_Objective_: Present the following entries again, word for word and in full.

(Records)
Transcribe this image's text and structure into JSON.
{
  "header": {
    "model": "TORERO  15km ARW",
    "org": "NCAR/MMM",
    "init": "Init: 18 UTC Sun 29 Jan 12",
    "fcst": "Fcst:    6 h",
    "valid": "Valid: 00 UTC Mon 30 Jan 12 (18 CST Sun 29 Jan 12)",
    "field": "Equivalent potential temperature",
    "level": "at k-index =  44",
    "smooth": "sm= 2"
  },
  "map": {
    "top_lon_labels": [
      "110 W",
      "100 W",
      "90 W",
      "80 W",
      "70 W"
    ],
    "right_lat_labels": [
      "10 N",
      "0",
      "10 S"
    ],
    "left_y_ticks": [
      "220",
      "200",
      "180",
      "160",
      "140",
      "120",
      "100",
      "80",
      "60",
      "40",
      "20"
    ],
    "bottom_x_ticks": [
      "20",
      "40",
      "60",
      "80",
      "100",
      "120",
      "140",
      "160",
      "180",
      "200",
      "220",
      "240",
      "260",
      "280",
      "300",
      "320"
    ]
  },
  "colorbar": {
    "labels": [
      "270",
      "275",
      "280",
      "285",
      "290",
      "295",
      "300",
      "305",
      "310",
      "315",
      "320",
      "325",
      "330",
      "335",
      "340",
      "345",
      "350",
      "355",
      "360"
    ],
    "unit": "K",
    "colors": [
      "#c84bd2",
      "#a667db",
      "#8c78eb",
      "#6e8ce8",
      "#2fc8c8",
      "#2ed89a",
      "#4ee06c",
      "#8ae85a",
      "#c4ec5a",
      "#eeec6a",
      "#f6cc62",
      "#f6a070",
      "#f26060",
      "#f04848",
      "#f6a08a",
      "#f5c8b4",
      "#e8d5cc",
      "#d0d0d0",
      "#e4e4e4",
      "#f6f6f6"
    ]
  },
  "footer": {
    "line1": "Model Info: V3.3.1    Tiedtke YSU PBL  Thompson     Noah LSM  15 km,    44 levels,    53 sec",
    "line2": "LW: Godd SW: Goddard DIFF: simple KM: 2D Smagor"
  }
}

_Solution to the problem_:
Transcribe this image's text and structure into JSON.
{
  "header": {
    "model": "TORERO  15km ARW",
    "org": "NCAR/MMM",
    "init": "Init: 18 UTC Sun 29 Jan 12",
    "fcst": "Fcst:    6 h",
    "valid": "Valid: 00 UTC Mon 30 Jan 12 (18 CST Sun 29 Jan 12)",
    "field": "Equivalent potential temperature",
    "level": "at k-index =  44",
    "smooth": "sm= 2"
  },
  "map": {
    "top_lon_labels": [
      "110 W",
      "100 W",
      "90 W",
      "80 W",
      "70 W"
    ],
    "right_lat_labels": [
      "10 N",
      "0",
      "10 S"
    ],
    "left_y_ticks": [
      "220",
      "200",
      "180",
      "160",
      "140",
      "120",
      "100",
      "80",
      "60",
      "40",
      "20"
    ],
    "bottom_x_ticks": [
      "20",
      "40",
      "60",
      "80",
      "100",
      "120",
      "140",
      "160",
      "180",
      "200",
      "220",
      "240",
      "260",
      "280",
      "300",
      "320"
    ]
  },
  "colorbar": {
    "labels": [
      "270",
      "275",
      "280",
      "285",
      "290",
      "295",
      "300",
      "305",
      "310",
      "315",
      "320",
      "325",
      "330",
      "335",
      "340",
      "345",
      "350",
      "355",
      "360"
    ],
    "unit": "K",
    "colors": [
      "#c84bd2",
      "#a667db",
      "#8c78eb",
      "#6e8ce8",
      "#2fc8c8",
      "#2ed89a",
      "#4ee06c",
      "#8ae85a",
      "#c4ec5a",
      "#eeec6a",
      "#f6cc62",
      "#f6a070",
      "#f26060",
      "#f04848",
      "#f6a08a",
      "#f5c8b4",
      "#e8d5cc",
      "#d0d0d0",
      "#e4e4e4",
      "#f6f6f6"
    ]
  },
  "footer": {
    "line1": "Model Info: V3.3.1    Tiedtke YSU PBL  Thompson     Noah LSM  15 km,    44 levels,    53 sec",
    "line2": "LW: Godd SW: Goddard DIFF: simple KM: 2D Smagor"
  }
}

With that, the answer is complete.